* begin Input records *

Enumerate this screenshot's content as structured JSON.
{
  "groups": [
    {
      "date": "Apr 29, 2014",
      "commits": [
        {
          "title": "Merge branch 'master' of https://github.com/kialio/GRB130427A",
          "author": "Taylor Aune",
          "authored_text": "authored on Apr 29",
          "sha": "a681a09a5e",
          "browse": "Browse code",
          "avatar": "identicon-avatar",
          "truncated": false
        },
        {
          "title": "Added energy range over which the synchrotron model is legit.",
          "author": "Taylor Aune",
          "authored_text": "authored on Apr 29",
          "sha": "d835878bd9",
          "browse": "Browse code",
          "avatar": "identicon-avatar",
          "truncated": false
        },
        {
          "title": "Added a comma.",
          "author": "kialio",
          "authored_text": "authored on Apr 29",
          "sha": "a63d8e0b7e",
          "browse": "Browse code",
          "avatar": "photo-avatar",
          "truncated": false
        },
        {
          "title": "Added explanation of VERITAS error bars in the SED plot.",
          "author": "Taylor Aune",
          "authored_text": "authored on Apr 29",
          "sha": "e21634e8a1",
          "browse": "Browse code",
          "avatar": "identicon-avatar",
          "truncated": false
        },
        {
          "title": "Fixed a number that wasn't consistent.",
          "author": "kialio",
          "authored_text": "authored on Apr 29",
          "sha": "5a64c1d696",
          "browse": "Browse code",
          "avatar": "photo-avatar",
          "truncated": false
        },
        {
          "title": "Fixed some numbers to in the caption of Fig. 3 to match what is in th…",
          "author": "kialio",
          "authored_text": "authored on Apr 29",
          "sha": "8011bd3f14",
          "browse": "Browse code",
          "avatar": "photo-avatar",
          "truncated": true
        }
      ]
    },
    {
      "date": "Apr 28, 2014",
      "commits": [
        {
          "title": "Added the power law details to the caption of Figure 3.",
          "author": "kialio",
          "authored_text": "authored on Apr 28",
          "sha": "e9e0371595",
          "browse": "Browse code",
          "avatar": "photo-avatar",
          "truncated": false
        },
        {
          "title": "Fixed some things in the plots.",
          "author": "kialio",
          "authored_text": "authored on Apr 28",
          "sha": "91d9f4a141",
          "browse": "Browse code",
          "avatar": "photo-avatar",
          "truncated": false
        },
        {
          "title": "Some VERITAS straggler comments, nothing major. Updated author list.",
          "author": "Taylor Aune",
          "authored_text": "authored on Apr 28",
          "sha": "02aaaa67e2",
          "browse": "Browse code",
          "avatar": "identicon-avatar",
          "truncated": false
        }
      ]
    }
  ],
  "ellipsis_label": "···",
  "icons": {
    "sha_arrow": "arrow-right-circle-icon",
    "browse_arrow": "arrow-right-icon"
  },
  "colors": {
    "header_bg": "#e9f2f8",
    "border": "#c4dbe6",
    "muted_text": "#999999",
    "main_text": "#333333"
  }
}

* end Input records *

-- Short exercise --
Transcribe all of the lines in the records precisely.

-- Response to the exercise --
Enumerate this screenshot's content as structured JSON.
{
  "groups": [
    {
      "date": "Apr 29, 2014",
      "commits": [
        {
          "title": "Merge branch 'master' of https://github.com/kialio/GRB130427A",
          "author": "Taylor Aune",
          "authored_text": "authored on Apr 29",
          "sha": "a681a09a5e",
          "browse": "Browse code",
          "avatar": "identicon-avatar",
          "truncated": false
        },
        {
          "title": "Added energy range over which the synchrotron model is legit.",
          "author": "Taylor Aune",
          "authored_text": "authored on Apr 29",
          "sha": "d835878bd9",
          "browse": "Browse code",
          "avatar": "identicon-avatar",
          "truncated": false
        },
        {
          "title": "Added a comma.",
          "author": "kialio",
          "authored_text": "authored on Apr 29",
          "sha": "a63d8e0b7e",
          "browse": "Browse code",
          "avatar": "photo-avatar",
          "truncated": false
        },
        {
          "title": "Added explanation of VERITAS error bars in the SED plot.",
          "author": "Taylor Aune",
          "authored_text": "authored on Apr 29",
          "sha": "e21634e8a1",
          "browse": "Browse code",
          "avatar": "identicon-avatar",
          "truncated": false
        },
        {
          "title": "Fixed a number that wasn't consistent.",
          "author": "kialio",
          "authored_text": "authored on Apr 29",
          "sha": "5a64c1d696",
          "browse": "Browse code",
          "avatar": "photo-avatar",
          "truncated": false
        },
        {
          "title": "Fixed some numbers to in the caption of Fig. 3 to match what is in th…",
          "author": "kialio",
          "authored_text": "authored on Apr 29",
          "sha": "8011bd3f14",
          "browse": "Browse code",
          "avatar": "photo-avatar",
          "truncated": true
        }
      ]
    },
    {
      "date": "Apr 28, 2014",
      "commits": [
        {
          "title": "Added the power law details to the caption of Figure 3.",
          "author": "kialio",
          "authored_text": "authored on Apr 28",
          "sha": "e9e0371595",
          "browse": "Browse code",
          "avatar": "photo-avatar",
          "truncated": false
        },
        {
          "title": "Fixed some things in the plots.",
          "author": "kialio",
          "authored_text": "authored on Apr 28",
          "sha": "91d9f4a141",
          "browse": "Browse code",
          "avatar": "photo-avatar",
          "truncated": false
        },
        {
          "title": "Some VERITAS straggler comments, nothing major. Updated author list.",
          "author": "Taylor Aune",
          "authored_text": "authored on Apr 28",
          "sha": "02aaaa67e2",
          "browse": "Browse code",
          "avatar": "identicon-avatar",
          "truncated": false
        }
      ]
    }
  ],
  "ellipsis_label": "···",
  "icons": {
    "sha_arrow": "arrow-right-circle-icon",
    "browse_arrow": "arrow-right-icon"
  },
  "colors": {
    "header_bg": "#e9f2f8",
    "border": "#c4dbe6",
    "muted_text": "#999999",
    "main_text": "#333333"
  }
}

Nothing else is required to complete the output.